* [INSTRUCTIONS TO FOLLOW] Render the stretch from the line containing "menu-edit[interactable]: 编辑(E) [90,0,147,34]" through the line containing "layer-thumbnail [809,541,835,568]" as a JSON list of strings, one string per line, with blank lines left out.

* [Layout coordinate data]
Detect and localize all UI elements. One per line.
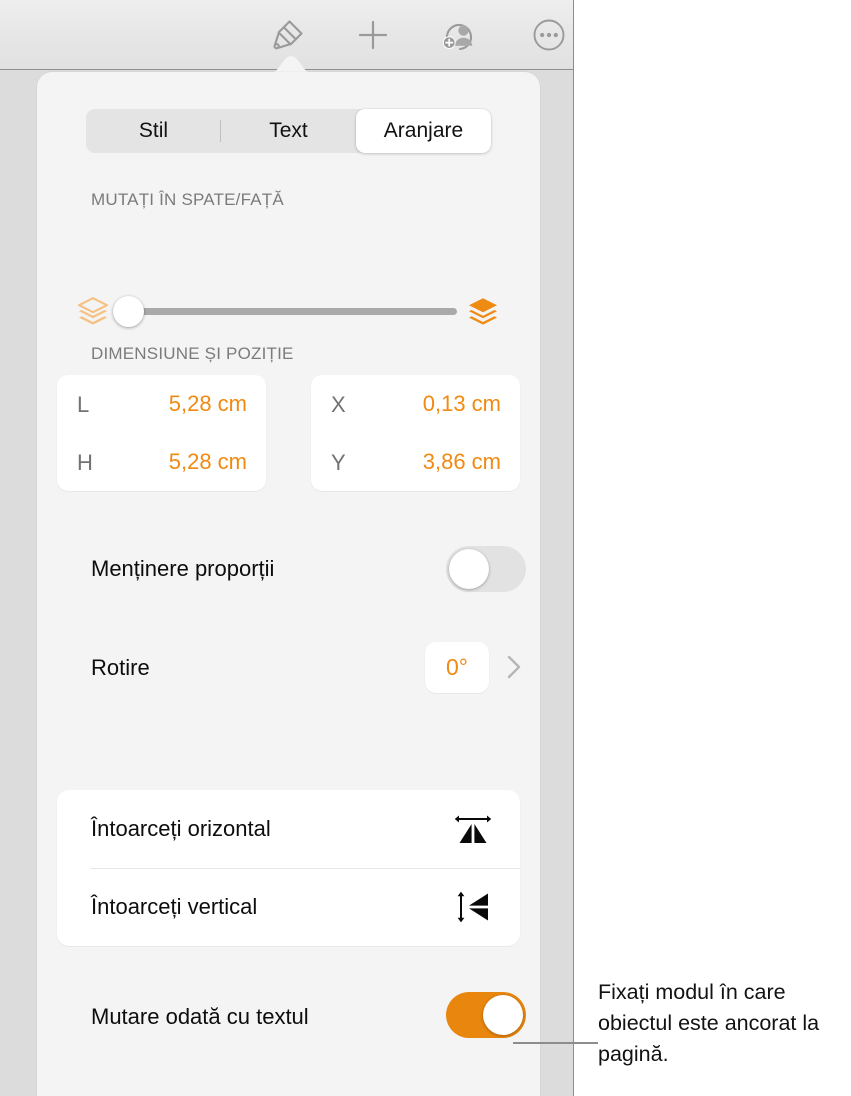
constrain-proportions-toggle[interactable] bbox=[446, 546, 526, 592]
layer-order-slider-track[interactable] bbox=[129, 308, 457, 315]
insert-plus-icon[interactable] bbox=[350, 12, 396, 58]
rotation-disclosure-chevron-icon[interactable] bbox=[504, 652, 526, 682]
format-brush-icon[interactable] bbox=[265, 12, 311, 58]
flip-horizontal-label: Întoarceți orizontal bbox=[91, 816, 271, 841]
add-collaborator-icon[interactable] bbox=[437, 12, 483, 58]
top-toolbar bbox=[0, 0, 573, 70]
field-y[interactable]: Y 3,86 cm bbox=[311, 433, 520, 491]
field-x[interactable]: X 0,13 cm bbox=[311, 375, 520, 433]
layer-order-slider-thumb[interactable] bbox=[113, 296, 144, 327]
flip-vertical-icon bbox=[454, 888, 492, 926]
flip-horizontal-button[interactable]: Întoarceți orizontal bbox=[57, 790, 520, 868]
field-y-value: 3,86 cm bbox=[422, 449, 501, 474]
more-options-icon[interactable] bbox=[526, 12, 572, 58]
tab-aranjare-label: Aranjare bbox=[383, 119, 464, 142]
tab-stil-label: Stil bbox=[138, 119, 169, 142]
rotation-label: Rotire bbox=[91, 655, 150, 680]
size-fields-group: L 5,28 cm H 5,28 cm bbox=[57, 375, 266, 491]
layer-order-slider-row bbox=[37, 284, 540, 340]
field-y-label: Y bbox=[331, 450, 346, 475]
arrange-popover: Stil Text Aranjare MUTAȚI ÎN SPATE/FAȚĂ bbox=[37, 72, 540, 1096]
toggle-knob bbox=[483, 995, 523, 1035]
move-with-text-toggle[interactable] bbox=[446, 992, 526, 1038]
field-x-value: 0,13 cm bbox=[422, 391, 501, 416]
app-region: Stil Text Aranjare MUTAȚI ÎN SPATE/FAȚĂ bbox=[0, 0, 574, 1096]
field-x-label: X bbox=[331, 392, 346, 417]
flip-horizontal-icon bbox=[454, 810, 492, 848]
rotation-value: 0° bbox=[446, 654, 468, 680]
callout-text: Fixați modul în care obiectul este ancor… bbox=[598, 980, 820, 1066]
position-fields-group: X 0,13 cm Y 3,86 cm bbox=[311, 375, 520, 491]
field-width-value: 5,28 cm bbox=[168, 391, 247, 416]
move-with-text-label: Mutare odată cu textul bbox=[91, 1004, 309, 1029]
flip-vertical-button[interactable]: Întoarceți vertical bbox=[57, 868, 520, 946]
section-header-size-position: DIMENSIUNE ȘI POZIȚIE bbox=[91, 344, 294, 363]
field-height[interactable]: H 5,28 cm bbox=[57, 433, 266, 491]
panel-tabs: Stil Text Aranjare bbox=[86, 109, 491, 153]
tab-stil[interactable]: Stil bbox=[86, 109, 221, 153]
flip-options-card: Întoarceți orizontal Întoarceți vertical bbox=[57, 790, 520, 946]
tab-text[interactable]: Text bbox=[221, 109, 356, 153]
rotation-value-field[interactable]: 0° bbox=[425, 642, 489, 693]
constrain-proportions-label: Menținere proporții bbox=[91, 556, 275, 581]
bring-to-front-layers-icon[interactable] bbox=[467, 297, 499, 327]
tab-aranjare[interactable]: Aranjare bbox=[356, 109, 491, 153]
send-to-back-layers-icon[interactable] bbox=[77, 297, 109, 327]
field-width-label: L bbox=[77, 392, 90, 417]
tab-text-label: Text bbox=[269, 119, 308, 142]
flip-vertical-label: Întoarceți vertical bbox=[91, 894, 258, 919]
field-height-value: 5,28 cm bbox=[168, 449, 247, 474]
toggle-knob bbox=[449, 549, 489, 589]
callout-leader-line bbox=[513, 1042, 598, 1044]
screenshot-root: Stil Text Aranjare MUTAȚI ÎN SPATE/FAȚĂ bbox=[0, 0, 851, 1096]
section-header-back-front: MUTAȚI ÎN SPATE/FAȚĂ bbox=[91, 190, 284, 209]
field-height-label: H bbox=[77, 450, 93, 475]
field-width[interactable]: L 5,28 cm bbox=[57, 375, 266, 433]
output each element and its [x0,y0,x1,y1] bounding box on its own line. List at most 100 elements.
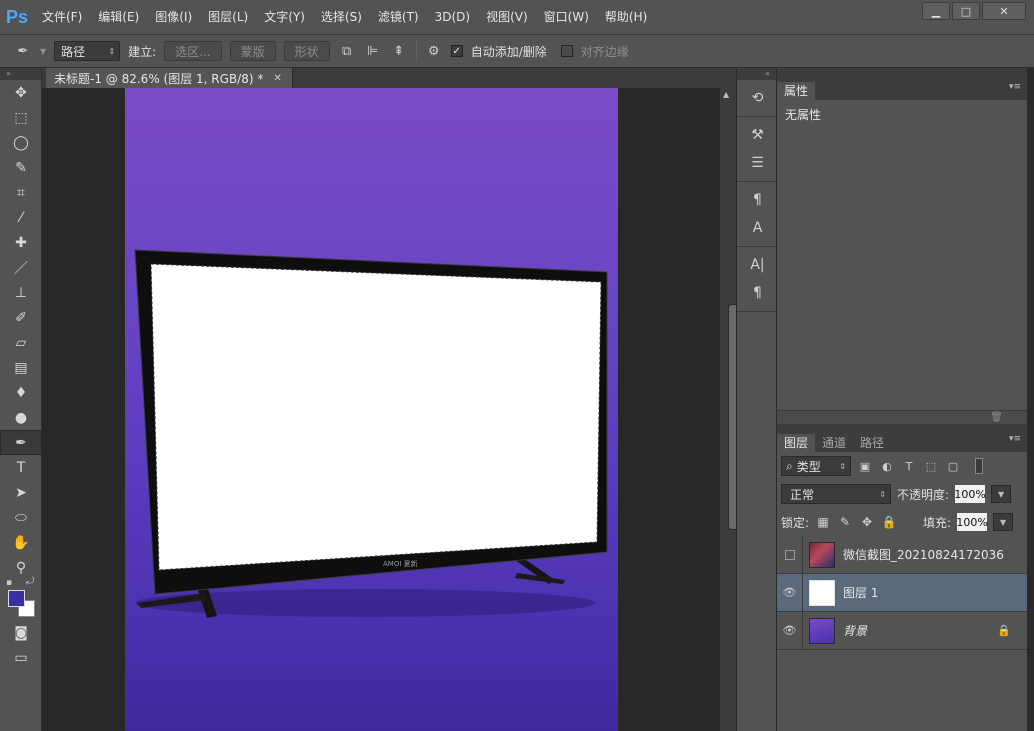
menu-edit[interactable]: 编辑(E) [90,0,147,34]
dock-collapse-icon[interactable]: « [737,68,776,80]
character-styles-panel-icon[interactable]: A [737,214,778,242]
eraser-tool-icon[interactable]: ▱ [0,330,42,355]
gear-icon[interactable]: ⚙ [425,42,443,60]
layer-row-screenshot[interactable]: 微信截图_20210824172036 [777,535,1027,574]
trash-icon[interactable]: 🗑 [990,412,1003,423]
close-button[interactable]: ✕ [982,2,1026,20]
tab-layers[interactable]: 图层 [777,434,816,452]
document-canvas[interactable]: AMOI 夏新 [125,88,618,731]
layer-thumbnail [809,541,835,568]
paragraph-panel-icon[interactable]: ¶ [737,279,778,307]
lasso-tool-icon[interactable]: ◯ [0,130,42,155]
opacity-dropdown-icon[interactable]: ▼ [991,485,1012,503]
lock-all-icon[interactable]: 🔒 [881,514,897,530]
default-colors-icon[interactable]: ▪ [6,578,12,588]
tool-presets-panel-icon[interactable]: ⚒ [737,121,778,149]
brush-tool-icon[interactable]: ／ [0,255,42,280]
menu-help[interactable]: 帮助(H) [597,0,655,34]
swap-colors-icon[interactable]: ⤾ [26,576,34,587]
auto-add-delete-checkbox[interactable]: ✓ [450,45,463,57]
visibility-toggle-off[interactable] [777,535,803,574]
canvas-area[interactable]: AMOI 夏新 [42,88,720,731]
adjustments-panel-icon[interactable]: ☰ [737,149,778,177]
path-arrangement-icon[interactable]: ⇞ [390,42,408,60]
dodge-tool-icon[interactable]: ● [0,405,42,430]
pen-tool-icon[interactable]: ✒ [0,430,42,455]
make-mask-button[interactable]: 蒙版 [229,41,276,61]
make-shape-button[interactable]: 形状 [283,41,330,61]
fill-dropdown-icon[interactable]: ▼ [993,513,1014,531]
pen-mode-select[interactable]: 路径 ⇕ [54,41,121,61]
layer-row-layer1[interactable]: 👁 图层 1 [777,573,1027,612]
canvas-vertical-scrollbar[interactable]: ▲ [720,88,740,731]
path-selection-tool-icon[interactable]: ➤ [0,480,42,505]
menu-file[interactable]: 文件(F) [34,0,90,34]
fill-input[interactable]: 100% [956,513,988,531]
close-tab-icon[interactable]: ✕ [273,73,281,84]
menu-view[interactable]: 视图(V) [478,0,536,34]
align-edges-checkbox[interactable] [560,45,573,57]
eyedropper-tool-icon[interactable]: ⁄ [0,205,42,230]
eye-icon[interactable]: 👁 [777,573,803,612]
menu-window[interactable]: 窗口(W) [536,0,597,34]
path-operations-icon[interactable]: ⧉ [338,42,356,60]
scroll-up-icon[interactable]: ▲ [723,90,729,99]
menu-filter[interactable]: 滤镜(T) [370,0,427,34]
menu-image[interactable]: 图像(I) [147,0,200,34]
menu-select[interactable]: 选择(S) [313,0,370,34]
healing-brush-tool-icon[interactable]: ✚ [0,230,42,255]
tab-channels[interactable]: 通道 [815,434,853,452]
lock-transparency-icon[interactable]: ▦ [815,514,831,530]
quick-selection-tool-icon[interactable]: ✎ [0,155,42,180]
make-selection-button[interactable]: 选区... [164,41,222,61]
crop-tool-icon[interactable]: ⌗ [0,180,42,205]
blend-mode-select[interactable]: 正常 ⇕ [781,484,891,504]
filter-toggle-switch[interactable] [975,458,983,474]
path-alignment-icon[interactable]: ⊫ [364,42,382,60]
eye-icon[interactable]: 👁 [777,611,803,650]
quick-mask-icon[interactable]: ◙ [0,620,42,645]
layers-tab-row: 图层 通道 路径 ▾≡ [777,432,1027,452]
hand-tool-icon[interactable]: ✋ [0,530,42,555]
type-filter-icon[interactable]: T [901,458,917,474]
layers-panel-menu-icon[interactable]: ▾≡ [1009,434,1021,444]
lock-position-icon[interactable]: ✥ [859,514,875,530]
preset-dropdown-arrow-icon[interactable]: ▼ [40,47,46,56]
menu-bar: Ps 文件(F) 编辑(E) 图像(I) 图层(L) 文字(Y) 选择(S) 滤… [0,0,1034,34]
screen-mode-icon[interactable]: ▭ [0,645,42,670]
history-brush-tool-icon[interactable]: ✐ [0,305,42,330]
clone-stamp-tool-icon[interactable]: ⊥ [0,280,42,305]
character-panel-icon[interactable]: A| [737,251,778,279]
shape-tool-icon[interactable]: ⬭ [0,505,42,530]
layer-row-background[interactable]: 👁 背景 🔒 [777,611,1027,650]
paragraph-styles-panel-icon[interactable]: ¶ [737,186,778,214]
shape-filter-icon[interactable]: ⬚ [923,458,939,474]
lock-pixels-icon[interactable]: ✎ [837,514,853,530]
pen-tool-preset-icon[interactable]: ✒ [14,42,32,60]
tv-brand-logo: AMOI 夏新 [383,559,418,568]
marquee-tool-icon[interactable]: ⬚ [0,105,42,130]
layer-filter-select[interactable]: ⌕ 类型 ⇕ [781,456,851,476]
zoom-tool-icon[interactable]: ⚲ [0,555,42,580]
panel-collapse-icon[interactable]: » [0,68,41,80]
panel-menu-icon[interactable]: ▾≡ [1009,82,1021,92]
type-tool-icon[interactable]: T [0,455,42,480]
blend-mode-value: 正常 [790,487,815,502]
foreground-color-swatch[interactable] [8,590,25,607]
maximize-button[interactable]: □ [952,2,980,20]
menu-type[interactable]: 文字(Y) [256,0,313,34]
pixel-filter-icon[interactable]: ▣ [857,458,873,474]
document-tab[interactable]: 未标题-1 @ 82.6% (图层 1, RGB/8) * ✕ [46,68,293,88]
tab-paths[interactable]: 路径 [853,434,891,452]
move-tool-icon[interactable]: ✥ [0,80,42,105]
menu-layer[interactable]: 图层(L) [200,0,256,34]
smart-object-filter-icon[interactable]: ▢ [945,458,961,474]
gradient-tool-icon[interactable]: ▤ [0,355,42,380]
adjustment-filter-icon[interactable]: ◐ [879,458,895,474]
history-panel-icon[interactable]: ⟲ [737,84,778,112]
tab-properties[interactable]: 属性 [777,82,816,100]
blur-tool-icon[interactable]: ♦ [0,380,42,405]
opacity-input[interactable]: 100% [954,485,986,503]
minimize-button[interactable]: ▁ [922,2,950,20]
menu-3d[interactable]: 3D(D) [427,0,478,34]
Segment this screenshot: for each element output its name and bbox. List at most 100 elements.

* [COMPLETE RESPONSE]
[
  "menu-edit[interactable]: 编辑(E) [90,0,147,34]",
  "dock-collapse-icon[interactable]: « [737,68,776,80]",
  "character-styles-panel-icon[interactable]: A [737,214,778,242]",
  "eraser-tool-icon[interactable]: ▱ [0,330,42,355]",
  "gear-icon[interactable]: ⚙ [425,42,443,60]",
  "layer-row-screenshot[interactable]: 微信截图_20210824172036 [777,535,1027,574]",
  "trash-icon[interactable]: 🗑 [990,412,1003,423]",
  "close-button[interactable]: ✕ [982,2,1026,20]",
  "tab-layers[interactable]: 图层 [777,434,816,452]",
  "document-canvas[interactable]: AMOI 夏新 [125,88,618,731]",
  "layer-thumbnail [809,541,835,568]"
]